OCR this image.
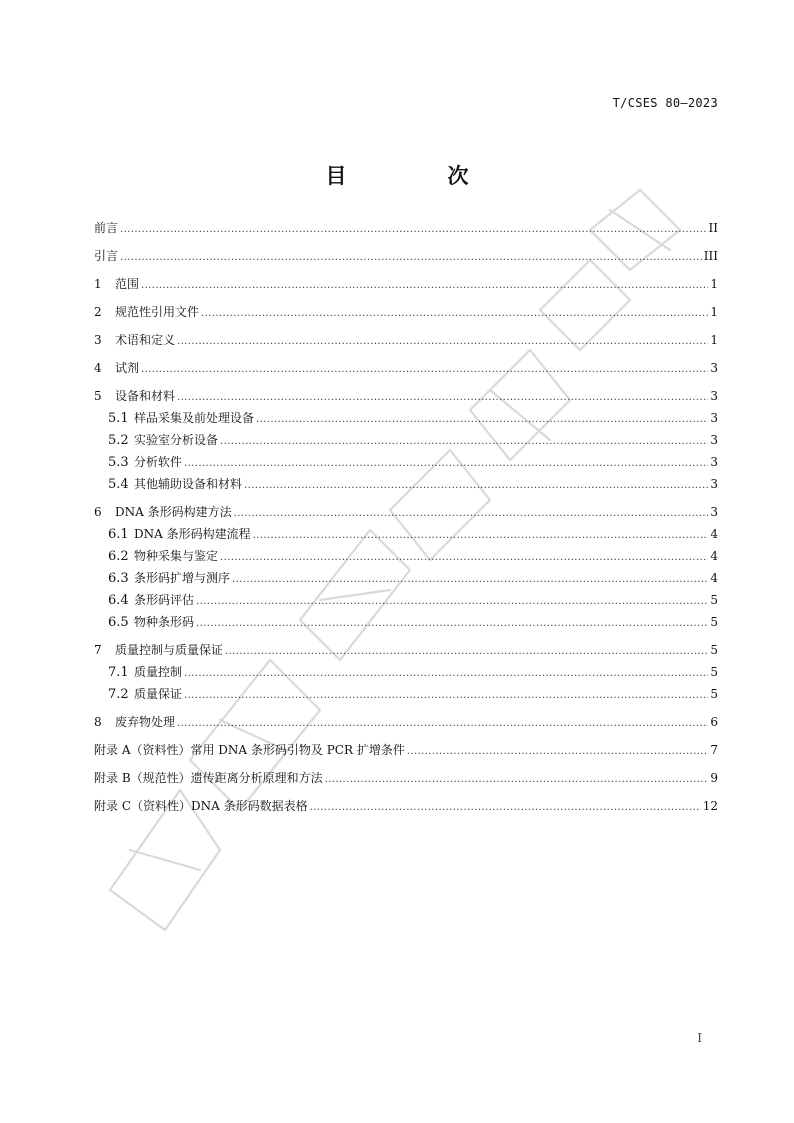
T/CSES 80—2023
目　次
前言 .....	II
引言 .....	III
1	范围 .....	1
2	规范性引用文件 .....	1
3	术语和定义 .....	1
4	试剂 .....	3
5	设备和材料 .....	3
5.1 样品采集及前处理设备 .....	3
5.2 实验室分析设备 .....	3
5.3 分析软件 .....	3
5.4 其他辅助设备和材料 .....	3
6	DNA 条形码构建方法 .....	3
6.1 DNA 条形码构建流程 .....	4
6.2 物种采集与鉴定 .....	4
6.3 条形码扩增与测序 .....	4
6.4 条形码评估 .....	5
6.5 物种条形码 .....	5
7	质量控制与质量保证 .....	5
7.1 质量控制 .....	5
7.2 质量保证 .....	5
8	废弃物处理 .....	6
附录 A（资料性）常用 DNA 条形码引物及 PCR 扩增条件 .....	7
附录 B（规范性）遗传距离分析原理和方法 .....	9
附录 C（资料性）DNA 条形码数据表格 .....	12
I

============================================================

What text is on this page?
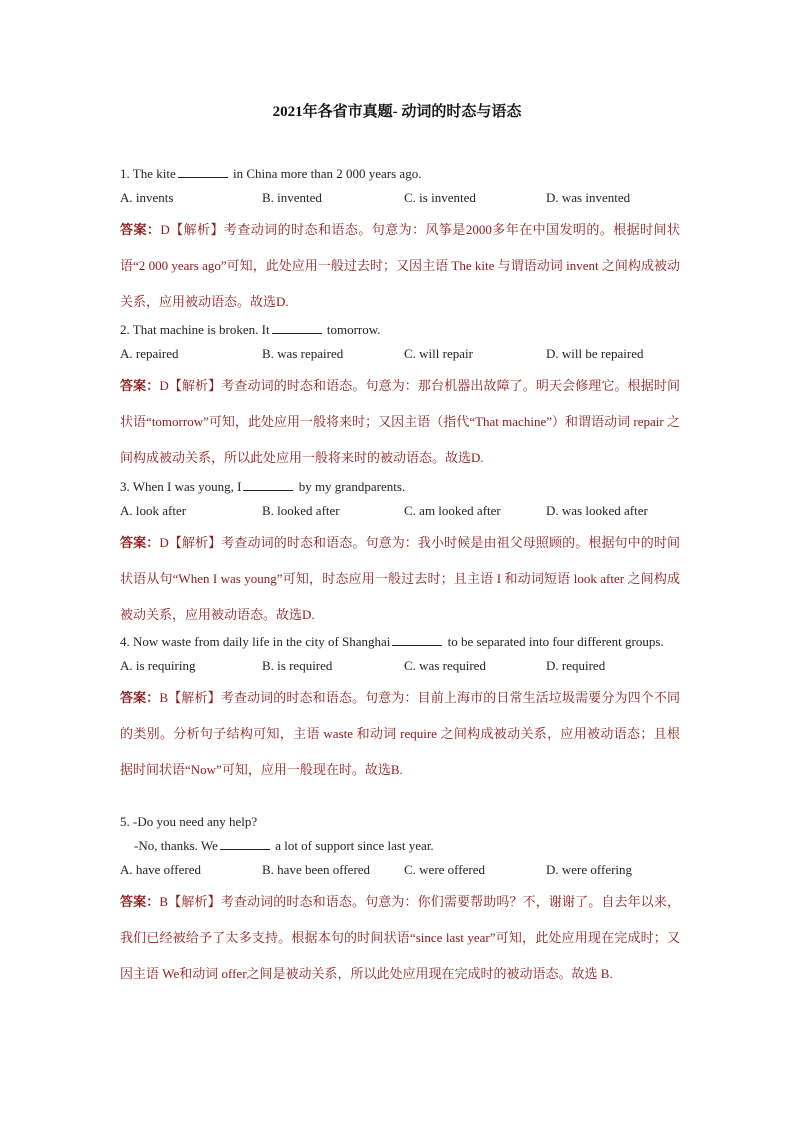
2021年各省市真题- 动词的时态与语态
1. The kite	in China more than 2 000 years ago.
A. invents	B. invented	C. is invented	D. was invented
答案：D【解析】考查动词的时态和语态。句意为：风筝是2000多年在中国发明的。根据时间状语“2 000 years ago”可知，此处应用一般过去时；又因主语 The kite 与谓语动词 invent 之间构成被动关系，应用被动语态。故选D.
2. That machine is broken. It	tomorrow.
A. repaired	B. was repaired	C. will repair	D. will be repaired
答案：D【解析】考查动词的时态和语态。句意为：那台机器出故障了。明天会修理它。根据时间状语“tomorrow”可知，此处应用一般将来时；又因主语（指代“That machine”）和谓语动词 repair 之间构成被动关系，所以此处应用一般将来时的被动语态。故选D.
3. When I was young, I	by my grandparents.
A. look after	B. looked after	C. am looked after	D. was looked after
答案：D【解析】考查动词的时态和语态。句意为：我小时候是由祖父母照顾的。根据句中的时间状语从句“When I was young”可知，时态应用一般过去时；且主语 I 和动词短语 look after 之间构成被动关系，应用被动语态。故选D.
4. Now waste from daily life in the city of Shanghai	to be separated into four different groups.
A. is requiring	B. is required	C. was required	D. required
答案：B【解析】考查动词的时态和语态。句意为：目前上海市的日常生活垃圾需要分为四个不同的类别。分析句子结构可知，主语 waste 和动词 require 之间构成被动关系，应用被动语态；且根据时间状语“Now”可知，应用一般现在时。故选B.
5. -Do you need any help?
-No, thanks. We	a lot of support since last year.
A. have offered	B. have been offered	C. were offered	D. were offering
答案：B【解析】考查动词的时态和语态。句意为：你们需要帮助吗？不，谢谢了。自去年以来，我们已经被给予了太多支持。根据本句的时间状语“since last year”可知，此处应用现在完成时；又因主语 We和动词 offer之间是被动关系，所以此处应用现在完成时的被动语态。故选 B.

============================================================

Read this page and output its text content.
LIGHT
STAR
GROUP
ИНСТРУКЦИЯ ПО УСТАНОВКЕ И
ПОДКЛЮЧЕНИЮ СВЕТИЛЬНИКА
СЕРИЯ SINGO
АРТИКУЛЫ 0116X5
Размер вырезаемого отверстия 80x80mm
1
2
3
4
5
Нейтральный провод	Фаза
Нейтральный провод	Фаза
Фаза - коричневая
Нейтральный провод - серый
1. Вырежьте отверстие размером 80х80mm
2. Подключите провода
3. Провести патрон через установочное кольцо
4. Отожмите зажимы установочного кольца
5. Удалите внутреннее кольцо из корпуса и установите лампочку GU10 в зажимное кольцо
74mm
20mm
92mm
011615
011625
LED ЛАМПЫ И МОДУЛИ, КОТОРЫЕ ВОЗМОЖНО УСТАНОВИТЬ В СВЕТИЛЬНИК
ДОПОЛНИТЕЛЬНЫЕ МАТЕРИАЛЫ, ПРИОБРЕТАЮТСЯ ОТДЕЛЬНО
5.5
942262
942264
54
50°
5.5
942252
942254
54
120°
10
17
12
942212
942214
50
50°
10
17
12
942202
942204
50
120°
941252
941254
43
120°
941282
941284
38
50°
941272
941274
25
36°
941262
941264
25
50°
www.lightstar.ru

============================================================

What is expected - Using the material above, gather every line that includes "repair".

Response -
A. repaired	B. was repaired	C. will repair	D. will be repaired
答案：D【解析】考查动词的时态和语态。句意为：那台机器出故障了。明天会修理它。根据时间状语“tomorrow”可知，此处应用一般将来时；又因主语（指代“That machine”）和谓语动词 repair 之间构成被动关系，所以此处应用一般将来时的被动语态。故选D.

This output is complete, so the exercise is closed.